(TASK TO CARRY OUT)
Print the entries in full, word for word, but not the pictures.

Records from a data collection

————————

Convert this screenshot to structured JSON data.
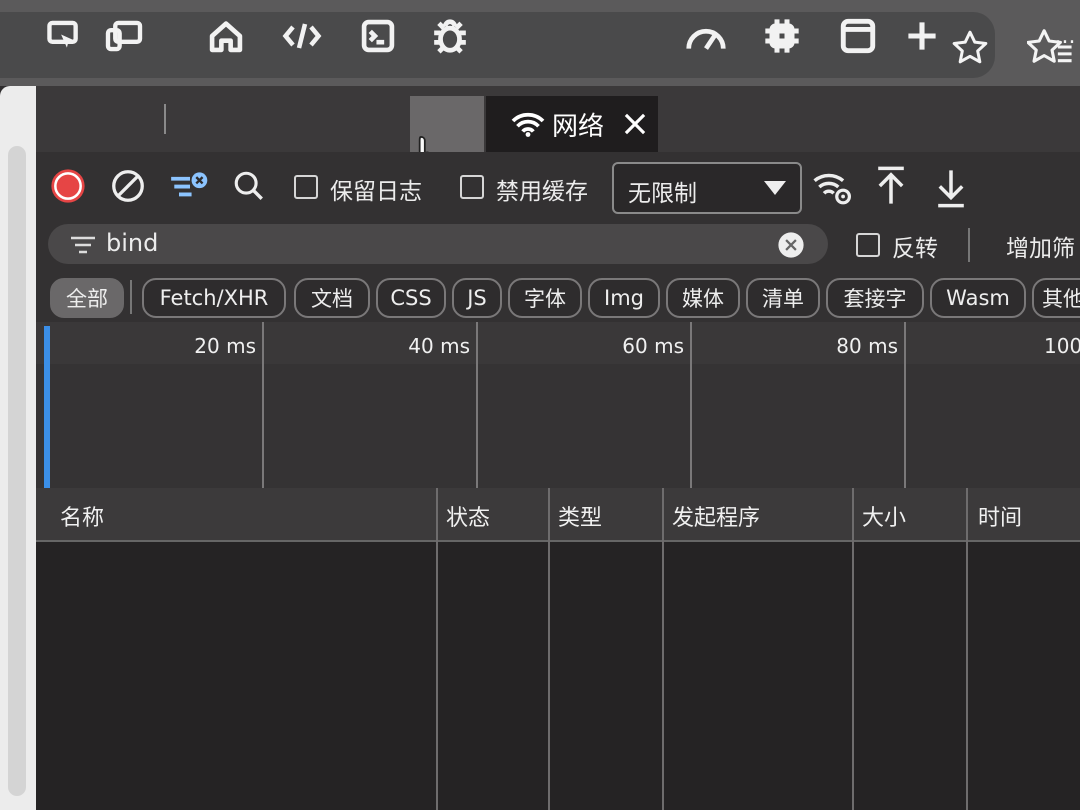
{
  "browser": {
    "icons": [
      "star-outline-icon",
      "favorites-star-icon"
    ]
  },
  "devtools_tabs": {
    "icons": [
      "inspect-icon",
      "device-emulation-icon",
      "home-icon",
      "elements-code-icon",
      "console-icon",
      "debug-bug-icon",
      "wifi-icon",
      "performance-gauge-icon",
      "memory-chip-icon",
      "application-window-icon",
      "add-tool-icon",
      "more-icon"
    ],
    "active_label": "网络",
    "more": "..."
  },
  "toolbar": {
    "preserve_log": "保留日志",
    "disable_cache": "禁用缓存",
    "throttling": "无限制"
  },
  "filter": {
    "value": "bind",
    "invert": "反转",
    "more_filters": "增加筛"
  },
  "type_filters": [
    "全部",
    "Fetch/XHR",
    "文档",
    "CSS",
    "JS",
    "字体",
    "Img",
    "媒体",
    "清单",
    "套接字",
    "Wasm",
    "其他"
  ],
  "timeline": {
    "ticks": [
      "20 ms",
      "40 ms",
      "60 ms",
      "80 ms",
      "100"
    ]
  },
  "table": {
    "columns": [
      "名称",
      "状态",
      "类型",
      "发起程序",
      "大小",
      "时间"
    ]
  }
}
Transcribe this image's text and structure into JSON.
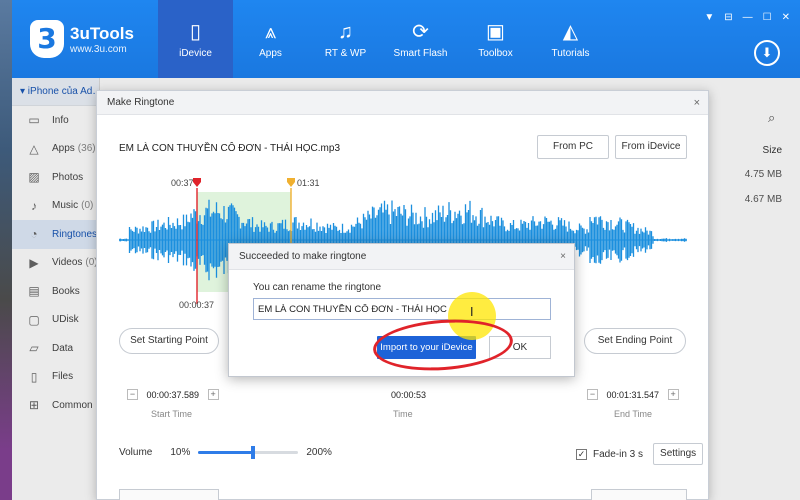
{
  "app": {
    "logo_mark": "3",
    "name": "3uTools",
    "url": "www.3u.com",
    "win_controls": [
      "▼",
      "⊟",
      "—",
      "☐",
      "✕"
    ],
    "download_icon": "⬇"
  },
  "nav": [
    {
      "label": "iDevice",
      "icon": "phone-icon",
      "glyph": "▯",
      "active": true
    },
    {
      "label": "Apps",
      "icon": "apps-icon",
      "glyph": "⩓",
      "active": false
    },
    {
      "label": "RT & WP",
      "icon": "music-icon",
      "glyph": "♫",
      "active": false
    },
    {
      "label": "Smart Flash",
      "icon": "flash-icon",
      "glyph": "⟳",
      "active": false
    },
    {
      "label": "Toolbox",
      "icon": "toolbox-icon",
      "glyph": "▣",
      "active": false
    },
    {
      "label": "Tutorials",
      "icon": "tutorials-icon",
      "glyph": "◭",
      "active": false
    }
  ],
  "sidebar": {
    "device_name": "▾  iPhone của Ad…",
    "items": [
      {
        "label": "Info",
        "count": "",
        "glyph": "▭",
        "icon": "info-icon"
      },
      {
        "label": "Apps",
        "count": "(36)",
        "glyph": "△",
        "icon": "apps-icon"
      },
      {
        "label": "Photos",
        "count": "",
        "glyph": "▨",
        "icon": "photos-icon"
      },
      {
        "label": "Music",
        "count": "(0)",
        "glyph": "♪",
        "icon": "music-icon"
      },
      {
        "label": "Ringtones",
        "count": "",
        "glyph": "◔",
        "icon": "ringtone-icon"
      },
      {
        "label": "Videos",
        "count": "(0)",
        "glyph": "▶",
        "icon": "videos-icon"
      },
      {
        "label": "Books",
        "count": "",
        "glyph": "▤",
        "icon": "books-icon"
      },
      {
        "label": "UDisk",
        "count": "",
        "glyph": "▢",
        "icon": "udisk-icon"
      },
      {
        "label": "Data",
        "count": "",
        "glyph": "▱",
        "icon": "data-icon"
      },
      {
        "label": "Files",
        "count": "",
        "glyph": "▯",
        "icon": "files-icon"
      },
      {
        "label": "Common",
        "count": "",
        "glyph": "⊞",
        "icon": "common-icon"
      }
    ]
  },
  "list": {
    "size_header": "Size",
    "sizes": [
      "4.75 MB",
      "4.67 MB"
    ],
    "search_icon": "⌕"
  },
  "ringtone_dialog": {
    "title": "Make Ringtone",
    "close": "×",
    "song": "EM LÀ CON THUYỀN CÔ ĐƠN - THÁI HỌC.mp3",
    "from_pc": "From PC",
    "from_idevice": "From iDevice",
    "marker_start_top": "00:37",
    "marker_end_top": "01:31",
    "marker_start_bottom": "00:00:37",
    "set_start": "Set Starting Point",
    "set_end": "Set Ending Point",
    "minus": "−",
    "plus": "+",
    "start_time": "00:00:37.589",
    "start_caption": "Start Time",
    "duration": "00:00:53",
    "duration_caption": "Time",
    "end_time": "00:01:31.547",
    "end_caption": "End Time",
    "volume_label": "Volume",
    "volume_min": "10%",
    "volume_max": "200%",
    "volume_level": 0.55,
    "fade_check": "✓",
    "fade_label": "Fade-in 3 s",
    "settings": "Settings"
  },
  "success_modal": {
    "title": "Succeeded to make ringtone",
    "close": "×",
    "prompt": "You can rename the ringtone",
    "name_value": "EM LÀ CON THUYỀN CÔ ĐƠN - THÁI HỌC",
    "import_button": "Import to your iDevice",
    "ok_button": "OK",
    "cursor_glyph": "I"
  },
  "colors": {
    "brand_blue": "#1a78e0",
    "wave_blue": "#1b8fde",
    "selection_green": "#dff3dc",
    "start_marker": "#e0232a",
    "end_marker": "#f0b030",
    "annotation_red": "#e0232a",
    "highlight_yellow": "#ffe600"
  }
}
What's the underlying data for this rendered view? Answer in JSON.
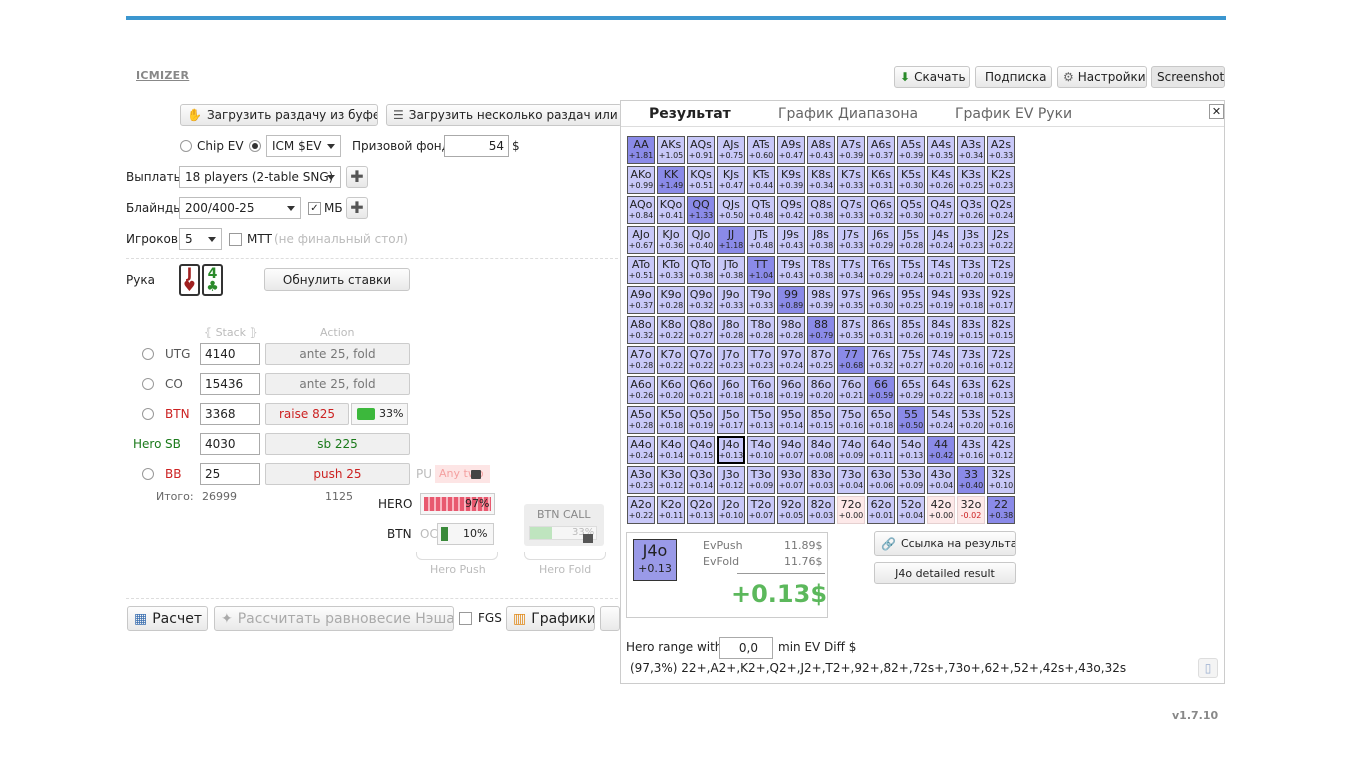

————————

(SOLUTION TO THIS EXERCISE)
Convert this screenshot to structured JSON data.
{
  "browser": {
    "icons": [
      "star-outline-icon",
      "favorites-star-icon"
    ]
  },
  "devtools_tabs": {
    "icons": [
      "inspect-icon",
      "device-emulation-icon",
      "home-icon",
      "elements-code-icon",
      "console-icon",
      "debug-bug-icon",
      "wifi-icon",
      "performance-gauge-icon",
      "memory-chip-icon",
      "application-window-icon",
      "add-tool-icon",
      "more-icon"
    ],
    "active_label": "网络",
    "more": "..."
  },
  "toolbar": {
    "preserve_log": "保留日志",
    "disable_cache": "禁用缓存",
    "throttling": "无限制"
  },
  "filter": {
    "value": "bind",
    "invert": "反转",
    "more_filters": "增加筛"
  },
  "type_filters": [
    "全部",
    "Fetch/XHR",
    "文档",
    "CSS",
    "JS",
    "字体",
    "Img",
    "媒体",
    "清单",
    "套接字",
    "Wasm",
    "其他"
  ],
  "timeline": {
    "ticks": [
      "20 ms",
      "40 ms",
      "60 ms",
      "80 ms",
      "100"
    ]
  },
  "table": {
    "columns": [
      "名称",
      "状态",
      "类型",
      "发起程序",
      "大小",
      "时间"
    ]
  }
}
Transcribe this image's text and structure into JSON.
{
  "app": {
    "logo_mark": "3",
    "name": "3uTools",
    "url": "www.3u.com",
    "win_controls": [
      "▼",
      "⊟",
      "—",
      "☐",
      "✕"
    ],
    "download_icon": "⬇"
  },
  "nav": [
    {
      "label": "iDevice",
      "icon": "phone-icon",
      "glyph": "▯",
      "active": true
    },
    {
      "label": "Apps",
      "icon": "apps-icon",
      "glyph": "⩓",
      "active": false
    },
    {
      "label": "RT & WP",
      "icon": "music-icon",
      "glyph": "♫",
      "active": false
    },
    {
      "label": "Smart Flash",
      "icon": "flash-icon",
      "glyph": "⟳",
      "active": false
    },
    {
      "label": "Toolbox",
      "icon": "toolbox-icon",
      "glyph": "▣",
      "active": false
    },
    {
      "label": "Tutorials",
      "icon": "tutorials-icon",
      "glyph": "◭",
      "active": false
    }
  ],
  "sidebar": {
    "device_name": "▾  iPhone của Ad…",
    "items": [
      {
        "label": "Info",
        "count": "",
        "glyph": "▭",
        "icon": "info-icon"
      },
      {
        "label": "Apps",
        "count": "(36)",
        "glyph": "△",
        "icon": "apps-icon"
      },
      {
        "label": "Photos",
        "count": "",
        "glyph": "▨",
        "icon": "photos-icon"
      },
      {
        "label": "Music",
        "count": "(0)",
        "glyph": "♪",
        "icon": "music-icon"
      },
      {
        "label": "Ringtones",
        "count": "",
        "glyph": "◔",
        "icon": "ringtone-icon"
      },
      {
        "label": "Videos",
        "count": "(0)",
        "glyph": "▶",
        "icon": "videos-icon"
      },
      {
        "label": "Books",
        "count": "",
        "glyph": "▤",
        "icon": "books-icon"
      },
      {
        "label": "UDisk",
        "count": "",
        "glyph": "▢",
        "icon": "udisk-icon"
      },
      {
        "label": "Data",
        "count": "",
        "glyph": "▱",
        "icon": "data-icon"
      },
      {
        "label": "Files",
        "count": "",
        "glyph": "▯",
        "icon": "files-icon"
      },
      {
        "label": "Common",
        "count": "",
        "glyph": "⊞",
        "icon": "common-icon"
      }
    ]
  },
  "list": {
    "size_header": "Size",
    "sizes": [
      "4.75 MB",
      "4.67 MB"
    ],
    "search_icon": "⌕"
  },
  "ringtone_dialog": {
    "title": "Make Ringtone",
    "close": "×",
    "song": "EM LÀ CON THUYỀN CÔ ĐƠN - THÁI HỌC.mp3",
    "from_pc": "From PC",
    "from_idevice": "From iDevice",
    "marker_start_top": "00:37",
    "marker_end_top": "01:31",
    "marker_start_bottom": "00:00:37",
    "set_start": "Set Starting Point",
    "set_end": "Set Ending Point",
    "minus": "−",
    "plus": "+",
    "start_time": "00:00:37.589",
    "start_caption": "Start Time",
    "duration": "00:00:53",
    "duration_caption": "Time",
    "end_time": "00:01:31.547",
    "end_caption": "End Time",
    "volume_label": "Volume",
    "volume_min": "10%",
    "volume_max": "200%",
    "volume_level": 0.55,
    "fade_check": "✓",
    "fade_label": "Fade-in 3 s",
    "settings": "Settings"
  },
  "success_modal": {
    "title": "Succeeded to make ringtone",
    "close": "×",
    "prompt": "You can rename the ringtone",
    "name_value": "EM LÀ CON THUYỀN CÔ ĐƠN - THÁI HỌC",
    "import_button": "Import to your iDevice",
    "ok_button": "OK",
    "cursor_glyph": "I"
  },
  "colors": {
    "brand_blue": "#1a78e0",
    "wave_blue": "#1b8fde",
    "selection_green": "#dff3dc",
    "start_marker": "#e0232a",
    "end_marker": "#f0b030",
    "annotation_red": "#e0232a",
    "highlight_yellow": "#ffe600"
  }
}
What's the underlying data for this rendered view? Answer in JSON.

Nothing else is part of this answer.